***** Records for processing

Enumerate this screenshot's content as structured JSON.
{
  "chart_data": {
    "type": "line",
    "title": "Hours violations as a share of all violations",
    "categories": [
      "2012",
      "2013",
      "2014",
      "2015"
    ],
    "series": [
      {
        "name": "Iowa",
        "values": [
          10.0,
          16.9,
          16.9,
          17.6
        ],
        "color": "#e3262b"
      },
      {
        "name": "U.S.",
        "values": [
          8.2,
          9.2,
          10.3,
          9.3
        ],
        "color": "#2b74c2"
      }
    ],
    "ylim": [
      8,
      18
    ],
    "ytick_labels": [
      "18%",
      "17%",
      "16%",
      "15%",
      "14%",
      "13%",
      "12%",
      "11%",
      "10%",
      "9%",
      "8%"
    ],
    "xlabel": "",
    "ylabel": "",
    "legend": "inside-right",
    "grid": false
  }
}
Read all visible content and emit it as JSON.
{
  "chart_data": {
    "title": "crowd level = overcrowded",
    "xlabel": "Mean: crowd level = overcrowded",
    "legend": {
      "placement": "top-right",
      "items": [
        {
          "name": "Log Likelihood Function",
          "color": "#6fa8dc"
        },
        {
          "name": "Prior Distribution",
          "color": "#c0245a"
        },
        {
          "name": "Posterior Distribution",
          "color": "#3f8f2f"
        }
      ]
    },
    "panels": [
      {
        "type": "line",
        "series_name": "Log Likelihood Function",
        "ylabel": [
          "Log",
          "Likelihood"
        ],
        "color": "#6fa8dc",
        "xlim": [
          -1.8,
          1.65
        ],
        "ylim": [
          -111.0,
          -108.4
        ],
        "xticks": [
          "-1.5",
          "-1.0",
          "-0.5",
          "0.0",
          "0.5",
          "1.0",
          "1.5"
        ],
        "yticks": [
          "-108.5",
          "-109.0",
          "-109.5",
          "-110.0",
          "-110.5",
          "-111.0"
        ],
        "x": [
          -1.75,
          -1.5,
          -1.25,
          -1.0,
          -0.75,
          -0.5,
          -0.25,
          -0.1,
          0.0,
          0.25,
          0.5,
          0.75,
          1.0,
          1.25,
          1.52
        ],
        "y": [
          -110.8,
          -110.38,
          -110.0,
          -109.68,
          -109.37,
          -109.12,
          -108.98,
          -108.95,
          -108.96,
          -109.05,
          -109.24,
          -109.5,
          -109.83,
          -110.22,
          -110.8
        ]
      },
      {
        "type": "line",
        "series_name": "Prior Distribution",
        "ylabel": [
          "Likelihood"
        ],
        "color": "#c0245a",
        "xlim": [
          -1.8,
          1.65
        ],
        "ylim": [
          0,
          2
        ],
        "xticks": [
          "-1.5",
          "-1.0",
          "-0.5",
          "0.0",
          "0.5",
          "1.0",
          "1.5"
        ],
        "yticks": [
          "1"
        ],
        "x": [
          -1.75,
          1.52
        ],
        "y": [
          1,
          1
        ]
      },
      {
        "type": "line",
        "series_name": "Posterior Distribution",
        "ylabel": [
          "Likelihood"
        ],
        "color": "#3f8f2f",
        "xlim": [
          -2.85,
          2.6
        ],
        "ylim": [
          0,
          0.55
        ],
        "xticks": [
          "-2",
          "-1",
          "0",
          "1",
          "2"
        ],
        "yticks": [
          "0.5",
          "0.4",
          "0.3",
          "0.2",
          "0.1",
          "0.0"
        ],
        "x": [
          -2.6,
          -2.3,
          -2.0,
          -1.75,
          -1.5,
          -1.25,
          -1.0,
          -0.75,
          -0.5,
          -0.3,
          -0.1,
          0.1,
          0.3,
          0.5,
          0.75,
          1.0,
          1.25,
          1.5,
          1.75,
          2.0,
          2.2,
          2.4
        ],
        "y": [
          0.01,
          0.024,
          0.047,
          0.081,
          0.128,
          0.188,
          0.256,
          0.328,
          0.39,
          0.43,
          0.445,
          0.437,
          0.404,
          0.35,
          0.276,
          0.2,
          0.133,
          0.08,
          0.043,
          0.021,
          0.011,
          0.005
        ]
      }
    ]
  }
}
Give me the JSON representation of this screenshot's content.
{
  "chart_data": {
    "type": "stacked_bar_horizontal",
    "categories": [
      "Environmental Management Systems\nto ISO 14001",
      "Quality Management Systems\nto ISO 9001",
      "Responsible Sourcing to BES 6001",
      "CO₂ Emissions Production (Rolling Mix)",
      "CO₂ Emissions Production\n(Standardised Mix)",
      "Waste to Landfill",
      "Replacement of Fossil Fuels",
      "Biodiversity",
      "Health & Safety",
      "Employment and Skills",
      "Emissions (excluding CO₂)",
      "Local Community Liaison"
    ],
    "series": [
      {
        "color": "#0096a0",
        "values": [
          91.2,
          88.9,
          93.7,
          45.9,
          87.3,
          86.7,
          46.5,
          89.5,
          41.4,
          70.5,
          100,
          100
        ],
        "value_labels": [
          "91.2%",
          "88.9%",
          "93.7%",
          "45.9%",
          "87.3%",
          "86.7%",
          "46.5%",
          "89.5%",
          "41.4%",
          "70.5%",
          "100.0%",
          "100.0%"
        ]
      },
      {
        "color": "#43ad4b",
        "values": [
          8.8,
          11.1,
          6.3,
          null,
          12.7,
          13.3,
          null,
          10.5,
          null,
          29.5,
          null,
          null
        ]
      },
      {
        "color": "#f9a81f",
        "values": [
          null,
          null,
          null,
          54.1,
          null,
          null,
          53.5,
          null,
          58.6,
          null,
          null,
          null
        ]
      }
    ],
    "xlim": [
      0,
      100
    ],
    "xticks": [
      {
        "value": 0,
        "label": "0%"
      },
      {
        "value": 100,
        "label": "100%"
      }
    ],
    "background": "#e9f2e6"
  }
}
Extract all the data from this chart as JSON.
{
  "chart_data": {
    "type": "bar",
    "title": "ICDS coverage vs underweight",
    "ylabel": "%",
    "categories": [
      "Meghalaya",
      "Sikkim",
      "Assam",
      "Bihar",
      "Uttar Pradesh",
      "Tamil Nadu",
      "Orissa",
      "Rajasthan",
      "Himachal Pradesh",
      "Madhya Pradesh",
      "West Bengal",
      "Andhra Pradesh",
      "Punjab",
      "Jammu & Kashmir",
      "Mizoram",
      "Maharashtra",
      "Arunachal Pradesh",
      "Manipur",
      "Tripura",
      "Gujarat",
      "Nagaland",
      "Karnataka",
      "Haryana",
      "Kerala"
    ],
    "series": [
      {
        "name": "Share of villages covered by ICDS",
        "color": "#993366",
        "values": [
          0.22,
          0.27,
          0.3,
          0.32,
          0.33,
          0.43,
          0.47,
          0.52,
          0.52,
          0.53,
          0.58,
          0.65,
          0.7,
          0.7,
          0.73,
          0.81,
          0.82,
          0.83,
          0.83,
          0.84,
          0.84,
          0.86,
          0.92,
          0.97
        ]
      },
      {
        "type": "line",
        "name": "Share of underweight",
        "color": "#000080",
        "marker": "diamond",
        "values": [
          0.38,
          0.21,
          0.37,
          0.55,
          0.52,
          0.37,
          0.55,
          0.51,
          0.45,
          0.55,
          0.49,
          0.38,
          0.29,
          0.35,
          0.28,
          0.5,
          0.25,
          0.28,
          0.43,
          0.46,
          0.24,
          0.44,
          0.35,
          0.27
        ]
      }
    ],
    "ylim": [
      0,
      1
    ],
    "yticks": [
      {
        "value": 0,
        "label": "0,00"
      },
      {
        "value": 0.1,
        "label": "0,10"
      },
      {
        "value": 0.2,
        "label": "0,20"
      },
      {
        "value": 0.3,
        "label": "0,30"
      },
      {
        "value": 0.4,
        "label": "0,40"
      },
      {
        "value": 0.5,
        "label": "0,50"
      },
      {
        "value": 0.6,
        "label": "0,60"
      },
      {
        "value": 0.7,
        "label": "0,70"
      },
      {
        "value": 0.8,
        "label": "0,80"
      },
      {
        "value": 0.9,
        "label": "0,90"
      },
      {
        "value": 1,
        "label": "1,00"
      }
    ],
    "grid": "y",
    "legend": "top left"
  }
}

**********

__What needs to be done__.
Of the lines in the material above, state how many contain the string "this"; give no other text.

__Correct result__.
3